▶ [WHAT TO PRODUCE]: Put everything from the start of the records down through the line containing "cad-viewport[interactable]: Z X" into a Markdown table with the columns Row and Line, omitting blank lines.

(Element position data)
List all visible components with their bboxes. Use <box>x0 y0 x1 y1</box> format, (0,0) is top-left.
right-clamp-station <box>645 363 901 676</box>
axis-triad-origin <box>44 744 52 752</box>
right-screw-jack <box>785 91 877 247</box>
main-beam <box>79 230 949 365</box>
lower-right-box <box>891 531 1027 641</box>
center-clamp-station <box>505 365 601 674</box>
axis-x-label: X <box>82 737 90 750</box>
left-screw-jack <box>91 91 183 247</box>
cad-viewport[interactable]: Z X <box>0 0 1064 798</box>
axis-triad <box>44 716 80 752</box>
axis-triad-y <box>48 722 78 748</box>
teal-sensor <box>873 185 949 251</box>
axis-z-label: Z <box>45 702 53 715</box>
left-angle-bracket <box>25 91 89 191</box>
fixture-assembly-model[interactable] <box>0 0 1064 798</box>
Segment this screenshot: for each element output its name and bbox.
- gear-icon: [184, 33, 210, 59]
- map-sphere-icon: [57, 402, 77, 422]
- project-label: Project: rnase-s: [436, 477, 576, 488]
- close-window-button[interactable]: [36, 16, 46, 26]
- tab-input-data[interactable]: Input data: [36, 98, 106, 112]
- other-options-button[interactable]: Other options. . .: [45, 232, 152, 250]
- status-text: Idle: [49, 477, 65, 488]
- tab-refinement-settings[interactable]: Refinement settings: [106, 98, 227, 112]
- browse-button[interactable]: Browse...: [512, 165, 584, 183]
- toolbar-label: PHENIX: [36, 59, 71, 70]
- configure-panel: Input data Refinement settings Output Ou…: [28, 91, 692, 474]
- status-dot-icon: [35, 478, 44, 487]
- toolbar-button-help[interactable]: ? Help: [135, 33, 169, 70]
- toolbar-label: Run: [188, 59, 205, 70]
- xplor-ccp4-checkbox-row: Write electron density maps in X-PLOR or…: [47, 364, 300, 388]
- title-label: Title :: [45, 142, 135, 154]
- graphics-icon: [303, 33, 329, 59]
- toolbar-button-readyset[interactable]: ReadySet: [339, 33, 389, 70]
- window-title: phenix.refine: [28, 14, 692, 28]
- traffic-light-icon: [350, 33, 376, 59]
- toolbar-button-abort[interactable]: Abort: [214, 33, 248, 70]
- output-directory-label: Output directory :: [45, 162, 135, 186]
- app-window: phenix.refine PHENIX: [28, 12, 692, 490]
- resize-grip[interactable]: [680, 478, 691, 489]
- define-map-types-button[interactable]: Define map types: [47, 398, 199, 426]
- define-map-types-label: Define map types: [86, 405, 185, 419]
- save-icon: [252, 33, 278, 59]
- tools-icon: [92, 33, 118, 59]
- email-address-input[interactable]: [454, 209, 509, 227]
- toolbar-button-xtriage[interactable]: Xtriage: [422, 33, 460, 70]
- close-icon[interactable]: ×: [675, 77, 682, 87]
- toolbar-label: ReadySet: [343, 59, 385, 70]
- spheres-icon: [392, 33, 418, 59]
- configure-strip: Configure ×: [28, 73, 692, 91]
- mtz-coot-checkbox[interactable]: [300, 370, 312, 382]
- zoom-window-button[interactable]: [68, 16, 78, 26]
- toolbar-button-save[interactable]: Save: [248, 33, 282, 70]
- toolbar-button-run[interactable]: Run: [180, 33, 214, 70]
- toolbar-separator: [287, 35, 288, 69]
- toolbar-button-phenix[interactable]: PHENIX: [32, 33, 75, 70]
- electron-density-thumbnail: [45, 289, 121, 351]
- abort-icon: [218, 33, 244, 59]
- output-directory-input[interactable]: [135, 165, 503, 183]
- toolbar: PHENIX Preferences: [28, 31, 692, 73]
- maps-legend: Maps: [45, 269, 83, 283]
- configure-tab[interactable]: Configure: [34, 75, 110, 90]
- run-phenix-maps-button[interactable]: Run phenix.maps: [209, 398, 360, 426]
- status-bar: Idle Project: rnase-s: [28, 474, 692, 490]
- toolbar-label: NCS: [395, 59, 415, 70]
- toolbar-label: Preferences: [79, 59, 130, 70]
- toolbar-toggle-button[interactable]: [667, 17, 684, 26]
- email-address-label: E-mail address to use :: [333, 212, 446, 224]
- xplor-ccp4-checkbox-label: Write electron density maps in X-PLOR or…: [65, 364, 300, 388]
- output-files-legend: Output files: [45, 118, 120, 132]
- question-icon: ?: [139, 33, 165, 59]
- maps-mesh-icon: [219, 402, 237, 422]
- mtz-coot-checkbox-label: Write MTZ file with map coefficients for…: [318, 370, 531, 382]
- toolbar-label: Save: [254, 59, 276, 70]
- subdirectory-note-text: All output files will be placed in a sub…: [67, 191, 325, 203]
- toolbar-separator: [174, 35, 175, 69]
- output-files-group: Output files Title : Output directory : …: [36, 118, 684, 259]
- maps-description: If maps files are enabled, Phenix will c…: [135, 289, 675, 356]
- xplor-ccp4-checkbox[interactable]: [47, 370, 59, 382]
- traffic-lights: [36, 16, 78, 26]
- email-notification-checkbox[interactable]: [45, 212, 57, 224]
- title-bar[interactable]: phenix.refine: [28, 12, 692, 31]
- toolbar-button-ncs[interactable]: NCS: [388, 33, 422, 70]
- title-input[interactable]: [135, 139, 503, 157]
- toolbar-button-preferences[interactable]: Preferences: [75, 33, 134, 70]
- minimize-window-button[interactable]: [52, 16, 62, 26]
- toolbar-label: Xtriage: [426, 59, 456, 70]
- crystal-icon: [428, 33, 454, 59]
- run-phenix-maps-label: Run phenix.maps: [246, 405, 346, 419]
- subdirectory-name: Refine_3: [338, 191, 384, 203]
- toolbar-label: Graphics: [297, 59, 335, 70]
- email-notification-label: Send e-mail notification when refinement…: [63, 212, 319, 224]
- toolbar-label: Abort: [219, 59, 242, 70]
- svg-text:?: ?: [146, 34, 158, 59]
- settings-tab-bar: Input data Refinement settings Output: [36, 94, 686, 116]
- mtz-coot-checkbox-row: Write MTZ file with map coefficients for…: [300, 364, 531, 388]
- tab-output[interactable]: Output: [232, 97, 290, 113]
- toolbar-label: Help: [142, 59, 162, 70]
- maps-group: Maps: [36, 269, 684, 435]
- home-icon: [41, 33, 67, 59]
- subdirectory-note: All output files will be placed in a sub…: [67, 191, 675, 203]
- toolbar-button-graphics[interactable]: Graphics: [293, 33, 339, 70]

▶ [THE SOLUTION]:
| Row | Line |
|---|---|
| 1 | List all visible components with their bboxes. Use <box>x0 y0 x1 y1</box> format, (0,0) is top-left. |
| 2 | right-clamp-station <box>645 363 901 676</box> |
| 3 | axis-triad-origin <box>44 744 52 752</box> |
| 4 | right-screw-jack <box>785 91 877 247</box> |
| 5 | main-beam <box>79 230 949 365</box> |
| 6 | lower-right-box <box>891 531 1027 641</box> |
| 7 | center-clamp-station <box>505 365 601 674</box> |
| 8 | axis-x-label: X <box>82 737 90 750</box> |
| 9 | left-screw-jack <box>91 91 183 247</box> |
| 10 | cad-viewport[interactable]: Z X <box>0 0 1064 798</box> |